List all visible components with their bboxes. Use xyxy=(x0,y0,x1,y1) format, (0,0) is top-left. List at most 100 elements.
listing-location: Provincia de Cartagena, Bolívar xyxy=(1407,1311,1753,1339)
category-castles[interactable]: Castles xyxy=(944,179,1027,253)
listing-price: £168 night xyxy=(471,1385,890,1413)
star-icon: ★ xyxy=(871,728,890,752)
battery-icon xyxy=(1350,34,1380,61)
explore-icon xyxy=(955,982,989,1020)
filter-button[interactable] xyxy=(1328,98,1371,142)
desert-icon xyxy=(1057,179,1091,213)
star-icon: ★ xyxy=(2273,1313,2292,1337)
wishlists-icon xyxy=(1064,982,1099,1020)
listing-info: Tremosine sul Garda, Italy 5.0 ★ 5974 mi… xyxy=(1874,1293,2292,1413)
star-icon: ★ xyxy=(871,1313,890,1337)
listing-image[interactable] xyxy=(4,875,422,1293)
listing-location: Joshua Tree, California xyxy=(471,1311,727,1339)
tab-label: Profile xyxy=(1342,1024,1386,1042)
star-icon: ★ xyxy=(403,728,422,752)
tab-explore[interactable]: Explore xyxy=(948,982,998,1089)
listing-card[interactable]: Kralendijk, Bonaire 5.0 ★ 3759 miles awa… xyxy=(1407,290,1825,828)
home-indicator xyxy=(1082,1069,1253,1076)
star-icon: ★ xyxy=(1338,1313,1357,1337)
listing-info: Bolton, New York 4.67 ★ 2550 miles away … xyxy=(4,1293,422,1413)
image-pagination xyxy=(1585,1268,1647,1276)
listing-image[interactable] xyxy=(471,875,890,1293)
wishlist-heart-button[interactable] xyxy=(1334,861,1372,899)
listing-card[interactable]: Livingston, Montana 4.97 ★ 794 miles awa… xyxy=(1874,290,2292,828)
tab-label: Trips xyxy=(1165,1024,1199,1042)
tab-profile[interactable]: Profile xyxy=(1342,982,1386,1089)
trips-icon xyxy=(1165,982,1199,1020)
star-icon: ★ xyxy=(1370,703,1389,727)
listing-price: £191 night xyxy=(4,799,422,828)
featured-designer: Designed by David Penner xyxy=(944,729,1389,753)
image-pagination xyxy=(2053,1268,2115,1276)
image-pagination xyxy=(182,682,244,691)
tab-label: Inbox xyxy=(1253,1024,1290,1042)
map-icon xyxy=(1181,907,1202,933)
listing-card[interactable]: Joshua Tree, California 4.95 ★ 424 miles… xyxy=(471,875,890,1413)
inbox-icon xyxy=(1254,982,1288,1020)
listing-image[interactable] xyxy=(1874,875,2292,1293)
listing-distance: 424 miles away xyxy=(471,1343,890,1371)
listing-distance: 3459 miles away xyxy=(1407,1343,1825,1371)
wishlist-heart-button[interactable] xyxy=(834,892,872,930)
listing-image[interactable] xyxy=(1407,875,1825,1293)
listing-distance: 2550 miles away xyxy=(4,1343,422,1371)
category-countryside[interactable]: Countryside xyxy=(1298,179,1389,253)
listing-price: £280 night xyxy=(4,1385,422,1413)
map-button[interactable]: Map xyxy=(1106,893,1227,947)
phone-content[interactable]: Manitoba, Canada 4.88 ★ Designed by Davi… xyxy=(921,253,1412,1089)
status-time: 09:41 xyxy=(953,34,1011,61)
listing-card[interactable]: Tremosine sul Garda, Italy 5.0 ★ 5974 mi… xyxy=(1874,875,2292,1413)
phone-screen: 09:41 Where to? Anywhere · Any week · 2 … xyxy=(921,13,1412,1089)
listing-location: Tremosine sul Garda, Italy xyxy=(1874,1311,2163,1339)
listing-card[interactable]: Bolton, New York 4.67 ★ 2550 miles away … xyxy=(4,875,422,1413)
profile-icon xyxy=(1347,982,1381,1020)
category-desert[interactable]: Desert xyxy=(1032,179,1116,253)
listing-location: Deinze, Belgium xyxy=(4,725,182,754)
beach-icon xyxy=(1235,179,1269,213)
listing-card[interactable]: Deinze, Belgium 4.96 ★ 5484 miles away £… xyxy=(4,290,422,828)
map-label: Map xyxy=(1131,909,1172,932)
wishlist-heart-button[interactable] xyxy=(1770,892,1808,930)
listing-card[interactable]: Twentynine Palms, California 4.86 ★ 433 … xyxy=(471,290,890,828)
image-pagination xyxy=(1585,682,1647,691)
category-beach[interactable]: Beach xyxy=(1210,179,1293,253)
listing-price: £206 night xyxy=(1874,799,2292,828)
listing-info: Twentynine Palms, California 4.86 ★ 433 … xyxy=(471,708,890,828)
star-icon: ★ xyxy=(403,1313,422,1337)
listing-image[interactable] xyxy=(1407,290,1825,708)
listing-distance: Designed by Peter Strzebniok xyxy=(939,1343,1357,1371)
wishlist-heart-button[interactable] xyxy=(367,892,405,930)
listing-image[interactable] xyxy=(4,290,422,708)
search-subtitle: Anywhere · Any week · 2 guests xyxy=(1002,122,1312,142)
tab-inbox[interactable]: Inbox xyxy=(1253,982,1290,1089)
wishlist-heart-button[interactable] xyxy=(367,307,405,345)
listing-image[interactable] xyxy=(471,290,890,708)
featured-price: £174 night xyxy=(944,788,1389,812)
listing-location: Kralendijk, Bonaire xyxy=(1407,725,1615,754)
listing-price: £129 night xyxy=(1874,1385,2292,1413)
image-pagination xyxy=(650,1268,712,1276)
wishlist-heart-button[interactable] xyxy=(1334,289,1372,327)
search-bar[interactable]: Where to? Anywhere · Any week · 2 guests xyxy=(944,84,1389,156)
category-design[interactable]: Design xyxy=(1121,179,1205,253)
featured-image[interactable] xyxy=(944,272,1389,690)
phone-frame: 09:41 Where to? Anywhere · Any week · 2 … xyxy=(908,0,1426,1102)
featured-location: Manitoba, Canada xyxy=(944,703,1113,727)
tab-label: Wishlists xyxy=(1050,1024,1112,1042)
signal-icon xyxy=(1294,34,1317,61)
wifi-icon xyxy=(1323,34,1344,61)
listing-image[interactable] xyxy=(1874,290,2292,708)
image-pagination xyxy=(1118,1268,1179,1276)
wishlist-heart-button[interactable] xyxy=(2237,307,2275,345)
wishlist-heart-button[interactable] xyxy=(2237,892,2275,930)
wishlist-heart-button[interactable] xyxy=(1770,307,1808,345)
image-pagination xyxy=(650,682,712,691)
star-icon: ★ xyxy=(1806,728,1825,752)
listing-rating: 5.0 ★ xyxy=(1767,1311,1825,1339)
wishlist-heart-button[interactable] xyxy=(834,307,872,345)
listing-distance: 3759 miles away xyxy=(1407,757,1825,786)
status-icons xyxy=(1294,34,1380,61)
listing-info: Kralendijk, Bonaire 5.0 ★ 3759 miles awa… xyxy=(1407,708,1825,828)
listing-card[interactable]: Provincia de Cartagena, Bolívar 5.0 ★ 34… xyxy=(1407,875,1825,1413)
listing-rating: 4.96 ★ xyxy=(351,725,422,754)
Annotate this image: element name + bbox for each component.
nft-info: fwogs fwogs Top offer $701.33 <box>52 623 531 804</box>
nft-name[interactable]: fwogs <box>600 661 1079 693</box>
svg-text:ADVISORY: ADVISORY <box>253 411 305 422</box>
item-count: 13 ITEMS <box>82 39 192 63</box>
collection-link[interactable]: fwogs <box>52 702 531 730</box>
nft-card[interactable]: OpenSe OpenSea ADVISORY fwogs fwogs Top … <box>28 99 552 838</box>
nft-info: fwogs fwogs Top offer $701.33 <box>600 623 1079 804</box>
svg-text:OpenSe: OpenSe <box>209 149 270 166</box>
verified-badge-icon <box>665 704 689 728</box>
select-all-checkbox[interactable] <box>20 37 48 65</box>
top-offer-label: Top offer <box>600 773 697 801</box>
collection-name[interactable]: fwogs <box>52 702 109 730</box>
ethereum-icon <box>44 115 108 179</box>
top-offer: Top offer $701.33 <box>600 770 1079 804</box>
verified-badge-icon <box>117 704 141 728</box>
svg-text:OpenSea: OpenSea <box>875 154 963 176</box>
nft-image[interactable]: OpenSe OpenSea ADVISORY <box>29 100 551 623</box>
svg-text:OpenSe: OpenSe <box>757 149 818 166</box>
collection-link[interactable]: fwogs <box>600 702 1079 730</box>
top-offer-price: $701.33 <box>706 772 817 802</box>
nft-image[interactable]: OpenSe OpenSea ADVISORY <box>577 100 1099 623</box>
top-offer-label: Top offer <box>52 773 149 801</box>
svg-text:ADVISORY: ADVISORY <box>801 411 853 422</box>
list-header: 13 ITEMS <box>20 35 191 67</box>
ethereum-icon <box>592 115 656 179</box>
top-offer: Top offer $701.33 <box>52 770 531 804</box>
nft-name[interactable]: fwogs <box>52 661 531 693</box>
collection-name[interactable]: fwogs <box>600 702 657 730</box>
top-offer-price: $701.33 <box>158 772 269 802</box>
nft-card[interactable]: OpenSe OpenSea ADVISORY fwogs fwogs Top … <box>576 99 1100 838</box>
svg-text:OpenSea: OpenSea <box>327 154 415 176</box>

--

• Work to complete
Reproduce the material word for word, from its first line through the line containing "featured-designer: Designed by", both included.

• Result of this exercise
List all visible components with their bboxes. Use xyxy=(x0,y0,x1,y1) format, (0,0) is top-left. List at most 100 elements.
listing-location: Provincia de Cartagena, Bolívar xyxy=(1407,1311,1753,1339)
category-castles[interactable]: Castles xyxy=(944,179,1027,253)
listing-price: £168 night xyxy=(471,1385,890,1413)
star-icon: ★ xyxy=(871,728,890,752)
battery-icon xyxy=(1350,34,1380,61)
explore-icon xyxy=(955,982,989,1020)
filter-button[interactable] xyxy=(1328,98,1371,142)
desert-icon xyxy=(1057,179,1091,213)
star-icon: ★ xyxy=(2273,1313,2292,1337)
wishlists-icon xyxy=(1064,982,1099,1020)
listing-info: Tremosine sul Garda, Italy 5.0 ★ 5974 mi… xyxy=(1874,1293,2292,1413)
star-icon: ★ xyxy=(871,1313,890,1337)
listing-image[interactable] xyxy=(4,875,422,1293)
listing-location: Joshua Tree, California xyxy=(471,1311,727,1339)
tab-label: Profile xyxy=(1342,1024,1386,1042)
star-icon: ★ xyxy=(403,728,422,752)
tab-explore[interactable]: Explore xyxy=(948,982,998,1089)
listing-card[interactable]: Kralendijk, Bonaire 5.0 ★ 3759 miles awa… xyxy=(1407,290,1825,828)
home-indicator xyxy=(1082,1069,1253,1076)
star-icon: ★ xyxy=(1338,1313,1357,1337)
listing-info: Bolton, New York 4.67 ★ 2550 miles away … xyxy=(4,1293,422,1413)
image-pagination xyxy=(1585,1268,1647,1276)
listing-image[interactable] xyxy=(471,875,890,1293)
wishlist-heart-button[interactable] xyxy=(1334,861,1372,899)
listing-card[interactable]: Livingston, Montana 4.97 ★ 794 miles awa… xyxy=(1874,290,2292,828)
tab-label: Trips xyxy=(1165,1024,1199,1042)
tab-profile[interactable]: Profile xyxy=(1342,982,1386,1089)
trips-icon xyxy=(1165,982,1199,1020)
star-icon: ★ xyxy=(1370,703,1389,727)
listing-price: £191 night xyxy=(4,799,422,828)
featured-designer: Designed by David Penner xyxy=(944,729,1389,753)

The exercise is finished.